#### [Short exercise]
Select each line where the word "tubes" appears.

#### [Materials provided]
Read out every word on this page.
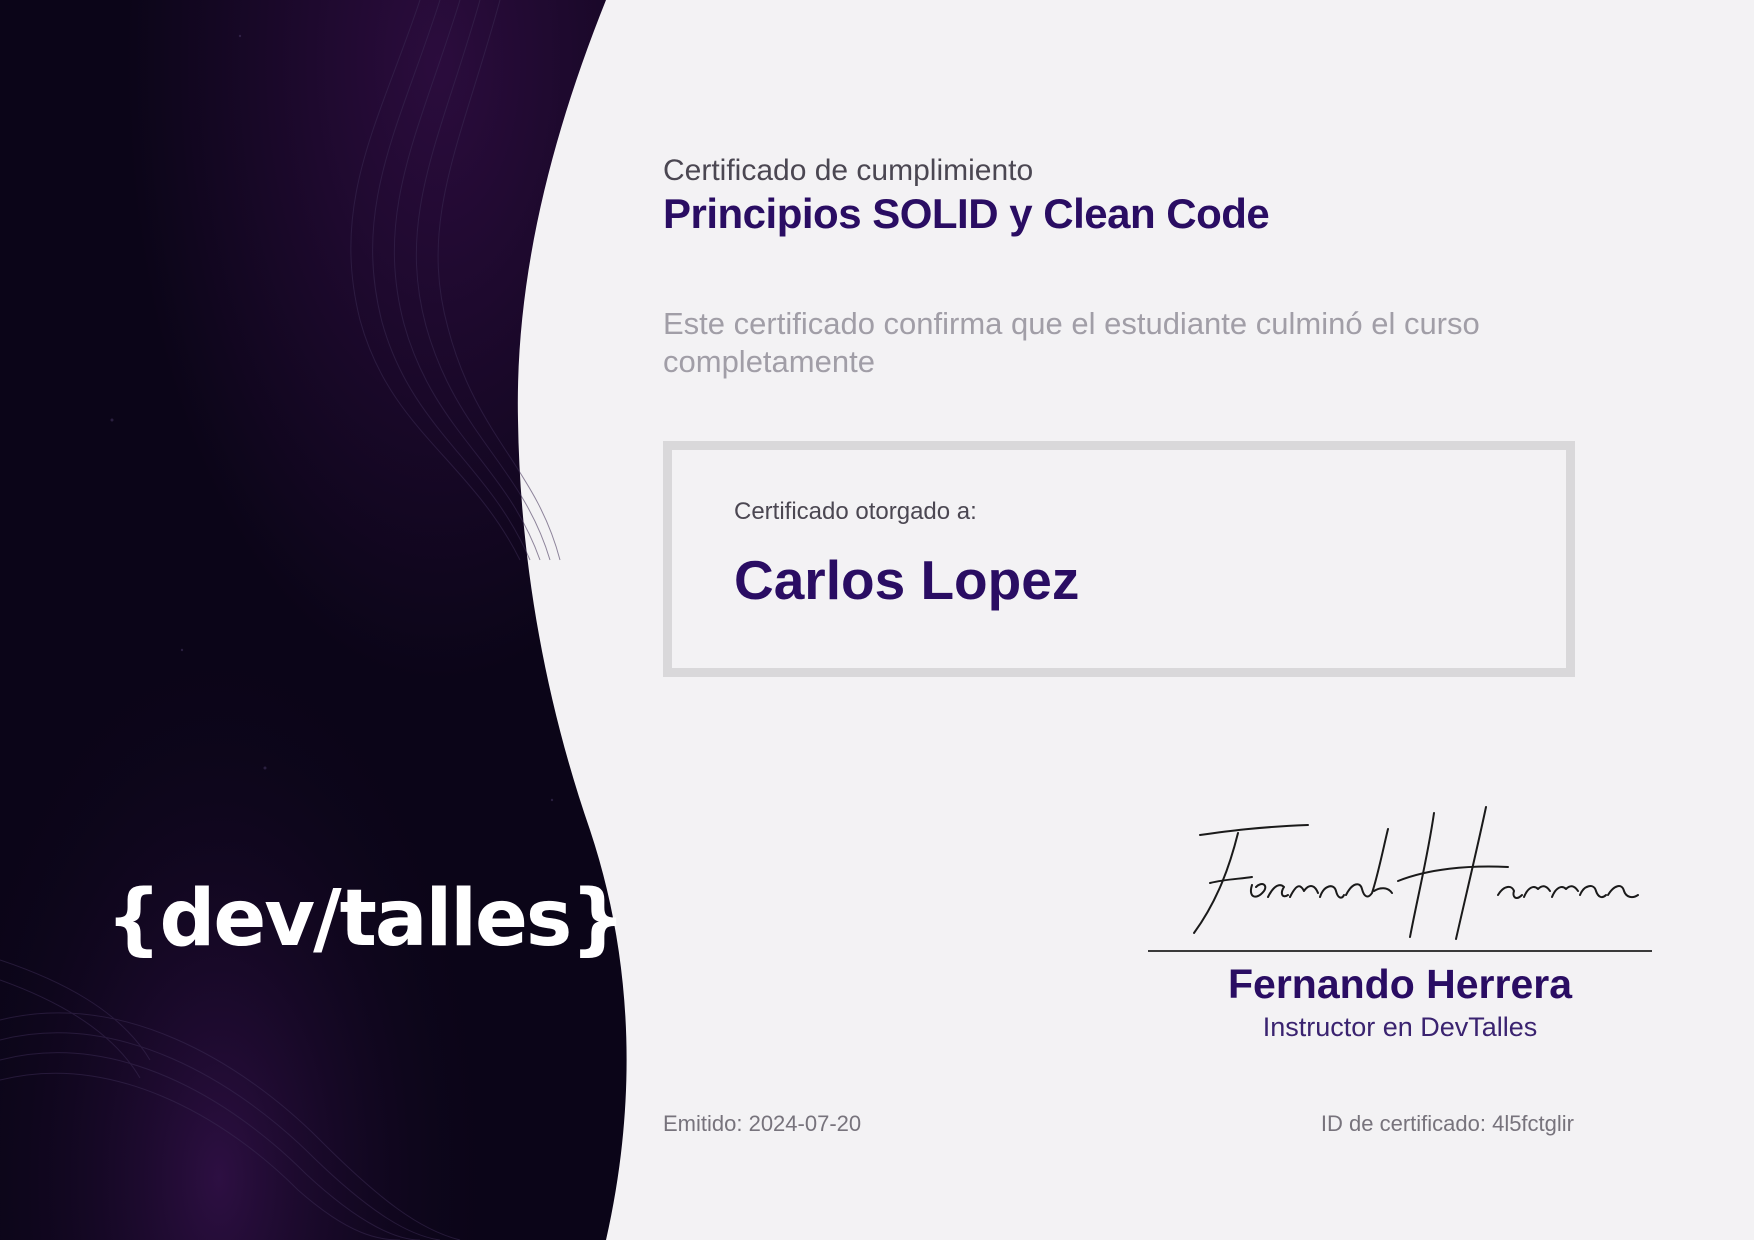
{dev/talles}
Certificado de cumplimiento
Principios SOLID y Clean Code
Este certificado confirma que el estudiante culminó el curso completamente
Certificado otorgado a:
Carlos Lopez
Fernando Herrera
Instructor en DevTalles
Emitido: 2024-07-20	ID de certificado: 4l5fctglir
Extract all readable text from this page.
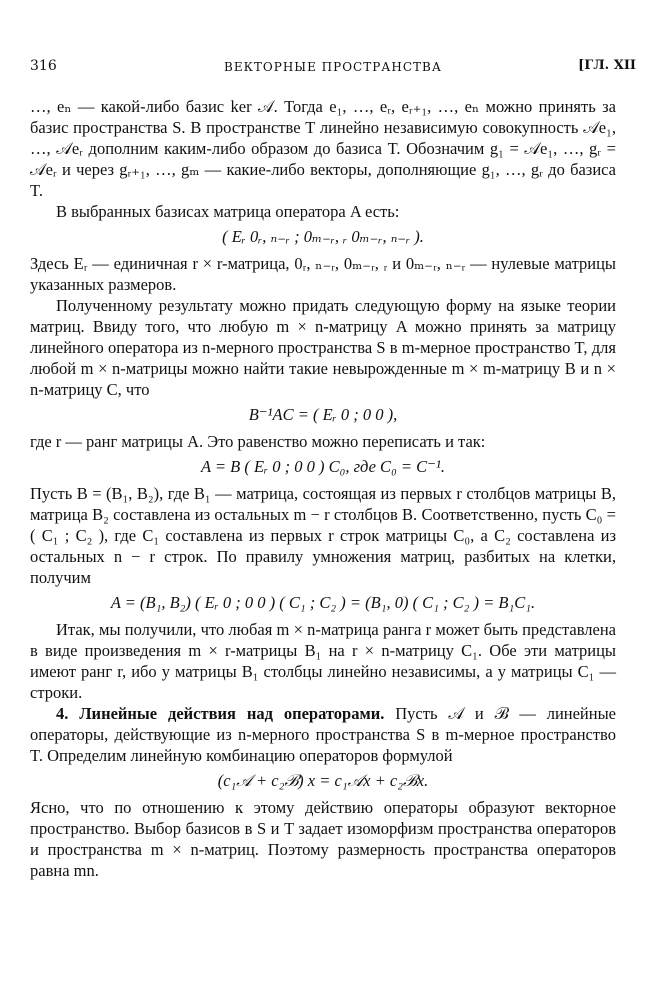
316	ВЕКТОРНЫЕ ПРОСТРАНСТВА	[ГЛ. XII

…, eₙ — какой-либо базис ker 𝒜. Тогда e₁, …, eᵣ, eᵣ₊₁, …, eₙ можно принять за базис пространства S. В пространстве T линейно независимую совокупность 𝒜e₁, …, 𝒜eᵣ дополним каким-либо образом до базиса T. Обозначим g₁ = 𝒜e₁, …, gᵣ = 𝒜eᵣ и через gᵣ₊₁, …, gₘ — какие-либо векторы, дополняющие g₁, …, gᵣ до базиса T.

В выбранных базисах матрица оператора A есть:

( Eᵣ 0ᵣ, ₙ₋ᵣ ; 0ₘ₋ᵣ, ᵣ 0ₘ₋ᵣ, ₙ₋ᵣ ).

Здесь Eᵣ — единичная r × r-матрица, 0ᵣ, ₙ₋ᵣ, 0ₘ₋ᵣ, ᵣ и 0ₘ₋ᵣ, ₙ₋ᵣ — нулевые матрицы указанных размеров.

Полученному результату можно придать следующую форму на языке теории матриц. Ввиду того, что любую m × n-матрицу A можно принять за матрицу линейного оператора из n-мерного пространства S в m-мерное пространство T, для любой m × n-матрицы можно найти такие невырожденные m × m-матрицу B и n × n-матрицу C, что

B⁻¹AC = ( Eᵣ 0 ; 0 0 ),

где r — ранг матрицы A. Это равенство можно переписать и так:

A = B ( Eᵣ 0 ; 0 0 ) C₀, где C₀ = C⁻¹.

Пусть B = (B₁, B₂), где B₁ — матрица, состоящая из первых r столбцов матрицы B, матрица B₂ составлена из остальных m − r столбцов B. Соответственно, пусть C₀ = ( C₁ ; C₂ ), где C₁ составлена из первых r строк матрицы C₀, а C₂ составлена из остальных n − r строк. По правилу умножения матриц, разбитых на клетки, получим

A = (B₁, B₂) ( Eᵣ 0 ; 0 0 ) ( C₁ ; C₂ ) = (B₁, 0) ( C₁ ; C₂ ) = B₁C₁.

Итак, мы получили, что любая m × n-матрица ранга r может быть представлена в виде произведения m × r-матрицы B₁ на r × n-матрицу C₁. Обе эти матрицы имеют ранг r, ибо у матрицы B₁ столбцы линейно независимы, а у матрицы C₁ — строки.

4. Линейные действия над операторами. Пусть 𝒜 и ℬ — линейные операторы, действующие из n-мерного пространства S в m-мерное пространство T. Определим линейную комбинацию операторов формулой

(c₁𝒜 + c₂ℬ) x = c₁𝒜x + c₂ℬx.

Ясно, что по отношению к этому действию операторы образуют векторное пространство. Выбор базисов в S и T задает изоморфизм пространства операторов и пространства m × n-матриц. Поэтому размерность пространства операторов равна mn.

==

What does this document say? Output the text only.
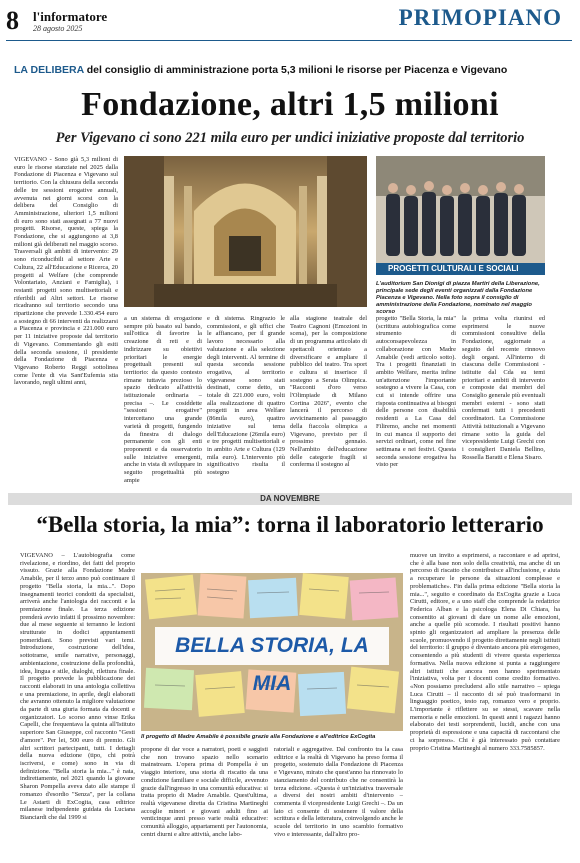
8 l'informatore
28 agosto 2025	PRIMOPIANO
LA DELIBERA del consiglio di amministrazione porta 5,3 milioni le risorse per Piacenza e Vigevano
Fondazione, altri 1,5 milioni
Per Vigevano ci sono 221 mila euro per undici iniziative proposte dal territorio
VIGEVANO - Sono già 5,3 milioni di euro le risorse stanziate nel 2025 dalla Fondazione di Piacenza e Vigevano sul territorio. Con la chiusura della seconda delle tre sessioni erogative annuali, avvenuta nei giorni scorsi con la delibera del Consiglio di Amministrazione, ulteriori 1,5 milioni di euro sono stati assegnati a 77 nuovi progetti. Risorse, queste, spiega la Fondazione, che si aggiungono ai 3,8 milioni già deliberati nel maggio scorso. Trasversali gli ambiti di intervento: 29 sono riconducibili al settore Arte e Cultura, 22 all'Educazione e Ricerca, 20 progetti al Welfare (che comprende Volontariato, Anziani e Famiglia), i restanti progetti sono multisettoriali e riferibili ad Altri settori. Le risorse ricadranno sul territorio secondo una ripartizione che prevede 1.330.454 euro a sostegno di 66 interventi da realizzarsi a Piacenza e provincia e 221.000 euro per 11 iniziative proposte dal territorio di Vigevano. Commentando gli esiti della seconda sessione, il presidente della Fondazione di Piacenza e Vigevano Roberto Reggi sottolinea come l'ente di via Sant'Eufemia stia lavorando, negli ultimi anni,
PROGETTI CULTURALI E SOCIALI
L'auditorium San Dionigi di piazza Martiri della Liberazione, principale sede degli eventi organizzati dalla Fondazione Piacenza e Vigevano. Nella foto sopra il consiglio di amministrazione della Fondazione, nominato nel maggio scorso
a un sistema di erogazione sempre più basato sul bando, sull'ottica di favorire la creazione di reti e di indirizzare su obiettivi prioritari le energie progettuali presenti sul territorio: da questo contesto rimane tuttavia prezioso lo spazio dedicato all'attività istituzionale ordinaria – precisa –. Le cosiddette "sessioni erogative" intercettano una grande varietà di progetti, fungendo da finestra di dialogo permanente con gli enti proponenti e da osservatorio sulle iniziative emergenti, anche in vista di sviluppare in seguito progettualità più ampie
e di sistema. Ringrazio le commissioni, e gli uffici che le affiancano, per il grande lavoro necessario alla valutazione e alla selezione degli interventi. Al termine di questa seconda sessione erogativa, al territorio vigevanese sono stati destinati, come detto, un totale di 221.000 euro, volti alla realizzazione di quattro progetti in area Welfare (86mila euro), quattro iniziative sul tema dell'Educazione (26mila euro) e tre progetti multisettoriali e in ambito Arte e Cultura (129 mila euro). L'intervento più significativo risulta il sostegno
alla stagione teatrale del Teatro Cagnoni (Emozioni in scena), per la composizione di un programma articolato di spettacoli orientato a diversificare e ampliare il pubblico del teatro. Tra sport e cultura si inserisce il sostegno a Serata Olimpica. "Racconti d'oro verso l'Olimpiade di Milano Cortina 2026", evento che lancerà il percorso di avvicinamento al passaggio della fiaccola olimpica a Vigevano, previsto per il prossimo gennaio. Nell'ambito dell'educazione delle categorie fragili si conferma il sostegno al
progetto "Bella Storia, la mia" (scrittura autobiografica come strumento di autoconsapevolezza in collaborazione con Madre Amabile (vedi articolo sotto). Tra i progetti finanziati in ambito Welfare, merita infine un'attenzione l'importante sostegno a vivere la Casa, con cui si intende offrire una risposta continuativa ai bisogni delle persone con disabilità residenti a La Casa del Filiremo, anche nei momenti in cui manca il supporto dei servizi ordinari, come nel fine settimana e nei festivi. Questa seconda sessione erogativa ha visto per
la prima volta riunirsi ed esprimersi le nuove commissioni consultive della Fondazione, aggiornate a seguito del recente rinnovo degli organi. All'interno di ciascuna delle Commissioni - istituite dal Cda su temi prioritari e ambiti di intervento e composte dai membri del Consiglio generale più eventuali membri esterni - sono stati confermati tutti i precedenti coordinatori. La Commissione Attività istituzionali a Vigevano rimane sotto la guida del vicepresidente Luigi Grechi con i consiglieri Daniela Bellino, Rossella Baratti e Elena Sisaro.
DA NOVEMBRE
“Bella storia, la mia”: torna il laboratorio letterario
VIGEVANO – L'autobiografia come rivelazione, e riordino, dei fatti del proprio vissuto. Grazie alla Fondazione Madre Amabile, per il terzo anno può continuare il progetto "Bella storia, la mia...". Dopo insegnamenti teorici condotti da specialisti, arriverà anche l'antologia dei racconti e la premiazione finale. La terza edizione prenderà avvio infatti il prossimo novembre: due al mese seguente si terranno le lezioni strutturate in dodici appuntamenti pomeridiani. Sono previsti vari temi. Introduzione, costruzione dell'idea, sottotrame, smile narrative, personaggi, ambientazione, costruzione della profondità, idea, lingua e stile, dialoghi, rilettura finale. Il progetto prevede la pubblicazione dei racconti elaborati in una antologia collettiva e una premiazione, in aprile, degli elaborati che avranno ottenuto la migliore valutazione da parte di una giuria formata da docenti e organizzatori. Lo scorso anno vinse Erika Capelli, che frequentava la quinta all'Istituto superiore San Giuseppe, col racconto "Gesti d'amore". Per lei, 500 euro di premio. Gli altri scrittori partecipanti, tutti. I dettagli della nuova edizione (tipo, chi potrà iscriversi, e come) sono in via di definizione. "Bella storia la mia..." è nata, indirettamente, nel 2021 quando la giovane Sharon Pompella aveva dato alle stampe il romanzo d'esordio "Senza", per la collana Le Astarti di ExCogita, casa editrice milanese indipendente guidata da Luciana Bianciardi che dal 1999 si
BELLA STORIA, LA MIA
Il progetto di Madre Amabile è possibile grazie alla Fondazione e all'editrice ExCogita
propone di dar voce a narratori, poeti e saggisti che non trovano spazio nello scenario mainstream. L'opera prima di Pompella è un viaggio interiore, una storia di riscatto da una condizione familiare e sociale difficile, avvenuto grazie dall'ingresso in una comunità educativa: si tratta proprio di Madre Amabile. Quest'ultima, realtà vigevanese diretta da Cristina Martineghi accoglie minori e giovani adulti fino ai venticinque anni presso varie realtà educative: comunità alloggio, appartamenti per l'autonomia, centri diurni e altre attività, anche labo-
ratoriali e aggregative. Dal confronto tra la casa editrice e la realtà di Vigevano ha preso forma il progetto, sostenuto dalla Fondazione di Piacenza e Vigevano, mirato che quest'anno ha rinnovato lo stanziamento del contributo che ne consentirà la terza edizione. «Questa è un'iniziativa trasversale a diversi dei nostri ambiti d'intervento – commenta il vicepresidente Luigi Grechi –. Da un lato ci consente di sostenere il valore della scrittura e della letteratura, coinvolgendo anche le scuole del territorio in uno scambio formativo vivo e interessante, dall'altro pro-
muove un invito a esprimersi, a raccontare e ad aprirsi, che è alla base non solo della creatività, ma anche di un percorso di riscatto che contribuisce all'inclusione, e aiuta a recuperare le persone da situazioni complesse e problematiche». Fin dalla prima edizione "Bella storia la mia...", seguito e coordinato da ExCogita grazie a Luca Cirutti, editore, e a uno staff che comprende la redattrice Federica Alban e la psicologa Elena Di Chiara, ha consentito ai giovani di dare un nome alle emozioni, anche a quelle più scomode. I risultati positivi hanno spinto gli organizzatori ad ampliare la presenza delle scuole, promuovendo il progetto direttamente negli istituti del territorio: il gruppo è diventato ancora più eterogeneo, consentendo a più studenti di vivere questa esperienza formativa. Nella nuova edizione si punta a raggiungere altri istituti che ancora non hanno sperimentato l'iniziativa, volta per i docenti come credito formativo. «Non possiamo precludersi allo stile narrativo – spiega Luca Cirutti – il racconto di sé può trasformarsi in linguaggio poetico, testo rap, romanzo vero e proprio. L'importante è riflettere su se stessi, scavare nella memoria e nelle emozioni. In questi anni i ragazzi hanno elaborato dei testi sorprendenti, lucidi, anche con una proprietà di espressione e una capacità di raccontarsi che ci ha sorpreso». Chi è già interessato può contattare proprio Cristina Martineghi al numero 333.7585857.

---

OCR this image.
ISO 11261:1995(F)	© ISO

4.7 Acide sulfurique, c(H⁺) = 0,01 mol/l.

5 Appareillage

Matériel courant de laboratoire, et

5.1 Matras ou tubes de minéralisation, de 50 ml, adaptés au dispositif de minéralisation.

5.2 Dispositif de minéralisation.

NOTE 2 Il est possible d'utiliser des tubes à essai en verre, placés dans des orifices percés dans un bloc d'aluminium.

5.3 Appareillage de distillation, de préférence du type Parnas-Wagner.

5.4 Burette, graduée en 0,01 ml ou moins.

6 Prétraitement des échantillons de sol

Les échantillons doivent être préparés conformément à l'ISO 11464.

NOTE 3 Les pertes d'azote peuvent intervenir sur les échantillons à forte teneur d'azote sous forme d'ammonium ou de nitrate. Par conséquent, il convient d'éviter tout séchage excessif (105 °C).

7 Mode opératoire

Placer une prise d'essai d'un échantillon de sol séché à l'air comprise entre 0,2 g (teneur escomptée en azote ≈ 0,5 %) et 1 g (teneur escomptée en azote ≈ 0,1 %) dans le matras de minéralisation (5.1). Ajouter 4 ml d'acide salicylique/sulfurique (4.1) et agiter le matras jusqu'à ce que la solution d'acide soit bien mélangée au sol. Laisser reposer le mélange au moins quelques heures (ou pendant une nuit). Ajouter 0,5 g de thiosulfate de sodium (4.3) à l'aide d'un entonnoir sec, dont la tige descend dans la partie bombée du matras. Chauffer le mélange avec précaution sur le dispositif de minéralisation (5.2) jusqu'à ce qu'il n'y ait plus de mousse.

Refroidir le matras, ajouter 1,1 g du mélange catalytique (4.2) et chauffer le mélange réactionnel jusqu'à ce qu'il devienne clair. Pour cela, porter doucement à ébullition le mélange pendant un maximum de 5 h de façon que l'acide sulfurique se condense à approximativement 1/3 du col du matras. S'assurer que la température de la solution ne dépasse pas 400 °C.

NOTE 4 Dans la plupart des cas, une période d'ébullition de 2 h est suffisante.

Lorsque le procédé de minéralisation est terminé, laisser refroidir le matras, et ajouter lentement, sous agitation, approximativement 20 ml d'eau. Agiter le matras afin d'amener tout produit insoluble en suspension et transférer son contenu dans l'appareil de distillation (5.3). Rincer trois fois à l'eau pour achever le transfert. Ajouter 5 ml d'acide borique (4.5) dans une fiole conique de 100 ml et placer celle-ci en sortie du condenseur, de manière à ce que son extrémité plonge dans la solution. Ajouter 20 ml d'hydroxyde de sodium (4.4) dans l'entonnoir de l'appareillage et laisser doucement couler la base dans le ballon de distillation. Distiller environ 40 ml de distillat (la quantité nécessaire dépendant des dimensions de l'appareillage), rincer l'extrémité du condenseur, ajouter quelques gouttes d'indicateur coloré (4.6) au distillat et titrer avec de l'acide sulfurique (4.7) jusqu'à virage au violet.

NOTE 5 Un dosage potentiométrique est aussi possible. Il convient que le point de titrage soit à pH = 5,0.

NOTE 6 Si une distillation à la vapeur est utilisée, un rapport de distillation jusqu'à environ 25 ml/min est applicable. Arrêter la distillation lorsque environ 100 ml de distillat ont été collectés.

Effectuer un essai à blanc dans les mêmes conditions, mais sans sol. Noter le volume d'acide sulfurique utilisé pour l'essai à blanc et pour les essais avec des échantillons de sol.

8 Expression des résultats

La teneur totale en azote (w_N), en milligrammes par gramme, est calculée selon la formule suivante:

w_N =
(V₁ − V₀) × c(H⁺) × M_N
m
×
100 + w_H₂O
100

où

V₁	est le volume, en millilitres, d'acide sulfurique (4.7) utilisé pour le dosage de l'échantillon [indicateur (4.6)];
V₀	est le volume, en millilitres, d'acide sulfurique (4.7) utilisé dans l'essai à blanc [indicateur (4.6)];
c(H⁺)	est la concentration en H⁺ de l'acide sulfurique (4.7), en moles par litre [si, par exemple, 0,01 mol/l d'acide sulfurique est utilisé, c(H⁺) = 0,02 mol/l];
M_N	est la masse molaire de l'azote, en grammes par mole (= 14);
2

#### [Written response]
5.1 Matras ou tubes de minéralisation, de 50 ml, adaptés au dispositif de minéralisation.
NOTE 2 Il est possible d'utiliser des tubes à essai en verre, placés dans des orifices percés dans un bloc d'aluminium.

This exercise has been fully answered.